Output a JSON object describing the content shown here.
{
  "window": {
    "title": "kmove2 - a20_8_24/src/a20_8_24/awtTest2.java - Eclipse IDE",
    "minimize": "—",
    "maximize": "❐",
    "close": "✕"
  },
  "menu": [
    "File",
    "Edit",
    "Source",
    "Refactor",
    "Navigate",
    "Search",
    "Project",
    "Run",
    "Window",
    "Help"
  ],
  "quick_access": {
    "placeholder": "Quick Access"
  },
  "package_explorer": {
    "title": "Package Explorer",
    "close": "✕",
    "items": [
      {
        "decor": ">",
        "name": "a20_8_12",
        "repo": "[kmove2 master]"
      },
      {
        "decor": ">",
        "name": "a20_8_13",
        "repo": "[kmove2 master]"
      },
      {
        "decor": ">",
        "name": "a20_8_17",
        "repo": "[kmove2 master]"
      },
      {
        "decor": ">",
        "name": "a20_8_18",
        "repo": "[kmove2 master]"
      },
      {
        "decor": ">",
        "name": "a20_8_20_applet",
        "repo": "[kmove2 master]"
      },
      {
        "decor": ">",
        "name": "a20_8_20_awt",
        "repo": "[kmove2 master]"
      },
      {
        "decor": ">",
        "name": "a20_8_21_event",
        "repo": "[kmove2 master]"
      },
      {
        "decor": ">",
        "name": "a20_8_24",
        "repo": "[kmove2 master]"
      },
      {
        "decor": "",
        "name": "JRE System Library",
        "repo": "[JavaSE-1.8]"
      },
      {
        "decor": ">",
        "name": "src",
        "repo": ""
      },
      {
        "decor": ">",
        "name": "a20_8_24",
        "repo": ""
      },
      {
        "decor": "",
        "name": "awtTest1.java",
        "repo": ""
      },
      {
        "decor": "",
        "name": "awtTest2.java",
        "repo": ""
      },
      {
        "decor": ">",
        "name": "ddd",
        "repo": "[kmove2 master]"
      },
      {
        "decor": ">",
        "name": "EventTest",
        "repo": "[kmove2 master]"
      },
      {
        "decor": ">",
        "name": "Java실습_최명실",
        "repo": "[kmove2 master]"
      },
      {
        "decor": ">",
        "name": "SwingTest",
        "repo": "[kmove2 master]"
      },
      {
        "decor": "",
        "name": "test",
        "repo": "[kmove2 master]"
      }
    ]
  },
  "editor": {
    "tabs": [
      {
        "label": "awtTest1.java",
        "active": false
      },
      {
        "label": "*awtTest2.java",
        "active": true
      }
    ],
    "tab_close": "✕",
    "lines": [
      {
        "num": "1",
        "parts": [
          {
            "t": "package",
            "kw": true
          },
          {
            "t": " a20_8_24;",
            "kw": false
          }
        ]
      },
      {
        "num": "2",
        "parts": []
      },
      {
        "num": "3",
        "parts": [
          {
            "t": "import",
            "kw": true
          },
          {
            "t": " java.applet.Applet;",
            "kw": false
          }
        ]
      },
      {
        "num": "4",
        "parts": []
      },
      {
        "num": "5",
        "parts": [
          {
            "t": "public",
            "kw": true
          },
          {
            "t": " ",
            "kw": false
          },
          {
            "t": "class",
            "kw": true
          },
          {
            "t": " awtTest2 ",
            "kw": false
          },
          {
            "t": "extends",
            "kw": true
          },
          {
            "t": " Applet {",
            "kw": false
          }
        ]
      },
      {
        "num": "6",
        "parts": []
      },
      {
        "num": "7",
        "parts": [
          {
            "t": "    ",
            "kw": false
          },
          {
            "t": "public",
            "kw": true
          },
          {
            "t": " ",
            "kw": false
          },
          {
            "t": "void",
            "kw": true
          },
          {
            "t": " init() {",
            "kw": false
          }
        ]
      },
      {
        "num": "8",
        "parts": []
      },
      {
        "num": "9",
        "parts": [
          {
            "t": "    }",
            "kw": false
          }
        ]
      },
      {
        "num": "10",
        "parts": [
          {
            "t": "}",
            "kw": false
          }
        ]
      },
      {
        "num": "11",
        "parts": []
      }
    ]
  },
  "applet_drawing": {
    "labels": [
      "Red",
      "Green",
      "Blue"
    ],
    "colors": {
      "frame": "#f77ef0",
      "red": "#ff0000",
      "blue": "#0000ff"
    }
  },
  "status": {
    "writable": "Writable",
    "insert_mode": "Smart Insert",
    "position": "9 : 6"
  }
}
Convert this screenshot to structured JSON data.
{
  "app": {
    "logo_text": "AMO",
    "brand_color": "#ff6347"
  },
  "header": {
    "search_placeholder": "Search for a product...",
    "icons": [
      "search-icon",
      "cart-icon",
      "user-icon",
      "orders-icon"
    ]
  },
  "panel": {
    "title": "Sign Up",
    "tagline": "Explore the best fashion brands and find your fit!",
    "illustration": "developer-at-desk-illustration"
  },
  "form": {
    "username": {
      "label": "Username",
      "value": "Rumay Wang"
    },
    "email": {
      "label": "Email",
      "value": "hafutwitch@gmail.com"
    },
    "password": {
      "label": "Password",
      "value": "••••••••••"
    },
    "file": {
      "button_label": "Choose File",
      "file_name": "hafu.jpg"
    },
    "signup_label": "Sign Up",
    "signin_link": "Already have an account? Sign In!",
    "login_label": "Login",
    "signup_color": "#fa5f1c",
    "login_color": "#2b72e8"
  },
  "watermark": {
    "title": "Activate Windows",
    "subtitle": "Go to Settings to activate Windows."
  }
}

+++

#### WORK REQUIRED:
Restate the records, all of them, precisely as written.

#### REPLY:
Output a JSON object describing the content shown here.
{
  "window": {
    "title": "kmove2 - a20_8_24/src/a20_8_24/awtTest2.java - Eclipse IDE",
    "minimize": "—",
    "maximize": "❐",
    "close": "✕"
  },
  "menu": [
    "File",
    "Edit",
    "Source",
    "Refactor",
    "Navigate",
    "Search",
    "Project",
    "Run",
    "Window",
    "Help"
  ],
  "quick_access": {
    "placeholder": "Quick Access"
  },
  "package_explorer": {
    "title": "Package Explorer",
    "close": "✕",
    "items": [
      {
        "decor": ">",
        "name": "a20_8_12",
        "repo": "[kmove2 master]"
      },
      {
        "decor": ">",
        "name": "a20_8_13",
        "repo": "[kmove2 master]"
      },
      {
        "decor": ">",
        "name": "a20_8_17",
        "repo": "[kmove2 master]"
      },
      {
        "decor": ">",
        "name": "a20_8_18",
        "repo": "[kmove2 master]"
      },
      {
        "decor": ">",
        "name": "a20_8_20_applet",
        "repo": "[kmove2 master]"
      },
      {
        "decor": ">",
        "name": "a20_8_20_awt",
        "repo": "[kmove2 master]"
      },
      {
        "decor": ">",
        "name": "a20_8_21_event",
        "repo": "[kmove2 master]"
      },
      {
        "decor": ">",
        "name": "a20_8_24",
        "repo": "[kmove2 master]"
      },
      {
        "decor": "",
        "name": "JRE System Library",
        "repo": "[JavaSE-1.8]"
      },
      {
        "decor": ">",
        "name": "src",
        "repo": ""
      },
      {
        "decor": ">",
        "name": "a20_8_24",
        "repo": ""
      },
      {
        "decor": "",
        "name": "awtTest1.java",
        "repo": ""
      },
      {
        "decor": "",
        "name": "awtTest2.java",
        "repo": ""
      },
      {
        "decor": ">",
        "name": "ddd",
        "repo": "[kmove2 master]"
      },
      {
        "decor": ">",
        "name": "EventTest",
        "repo": "[kmove2 master]"
      },
      {
        "decor": ">",
        "name": "Java실습_최명실",
        "repo": "[kmove2 master]"
      },
      {
        "decor": ">",
        "name": "SwingTest",
        "repo": "[kmove2 master]"
      },
      {
        "decor": "",
        "name": "test",
        "repo": "[kmove2 master]"
      }
    ]
  },
  "editor": {
    "tabs": [
      {
        "label": "awtTest1.java",
        "active": false
      },
      {
        "label": "*awtTest2.java",
        "active": true
      }
    ],
    "tab_close": "✕",
    "lines": [
      {
        "num": "1",
        "parts": [
          {
            "t": "package",
            "kw": true
          },
          {
            "t": " a20_8_24;",
            "kw": false
          }
        ]
      },
      {
        "num": "2",
        "parts": []
      },
      {
        "num": "3",
        "parts": [
          {
            "t": "import",
            "kw": true
          },
          {
            "t": " java.applet.Applet;",
            "kw": false
          }
        ]
      },
      {
        "num": "4",
        "parts": []
      },
      {
        "num": "5",
        "parts": [
          {
            "t": "public",
            "kw": true
          },
          {
            "t": " ",
            "kw": false
          },
          {
            "t": "class",
            "kw": true
          },
          {
            "t": " awtTest2 ",
            "kw": false
          },
          {
            "t": "extends",
            "kw": true
          },
          {
            "t": " Applet {",
            "kw": false
          }
        ]
      },
      {
        "num": "6",
        "parts": []
      },
      {
        "num": "7",
        "parts": [
          {
            "t": "    ",
            "kw": false
          },
          {
            "t": "public",
            "kw": true
          },
          {
            "t": " ",
            "kw": false
          },
          {
            "t": "void",
            "kw": true
          },
          {
            "t": " init() {",
            "kw": false
          }
        ]
      },
      {
        "num": "8",
        "parts": []
      },
      {
        "num": "9",
        "parts": [
          {
            "t": "    }",
            "kw": false
          }
        ]
      },
      {
        "num": "10",
        "parts": [
          {
            "t": "}",
            "kw": false
          }
        ]
      },
      {
        "num": "11",
        "parts": []
      }
    ]
  },
  "applet_drawing": {
    "labels": [
      "Red",
      "Green",
      "Blue"
    ],
    "colors": {
      "frame": "#f77ef0",
      "red": "#ff0000",
      "blue": "#0000ff"
    }
  },
  "status": {
    "writable": "Writable",
    "insert_mode": "Smart Insert",
    "position": "9 : 6"
  }
}
Convert this screenshot to structured JSON data.
{
  "app": {
    "logo_text": "AMO",
    "brand_color": "#ff6347"
  },
  "header": {
    "search_placeholder": "Search for a product...",
    "icons": [
      "search-icon",
      "cart-icon",
      "user-icon",
      "orders-icon"
    ]
  },
  "panel": {
    "title": "Sign Up",
    "tagline": "Explore the best fashion brands and find your fit!",
    "illustration": "developer-at-desk-illustration"
  },
  "form": {
    "username": {
      "label": "Username",
      "value": "Rumay Wang"
    },
    "email": {
      "label": "Email",
      "value": "hafutwitch@gmail.com"
    },
    "password": {
      "label": "Password",
      "value": "••••••••••"
    },
    "file": {
      "button_label": "Choose File",
      "file_name": "hafu.jpg"
    },
    "signup_label": "Sign Up",
    "signin_link": "Already have an account? Sign In!",
    "login_label": "Login",
    "signup_color": "#fa5f1c",
    "login_color": "#2b72e8"
  },
  "watermark": {
    "title": "Activate Windows",
    "subtitle": "Go to Settings to activate Windows."
  }
}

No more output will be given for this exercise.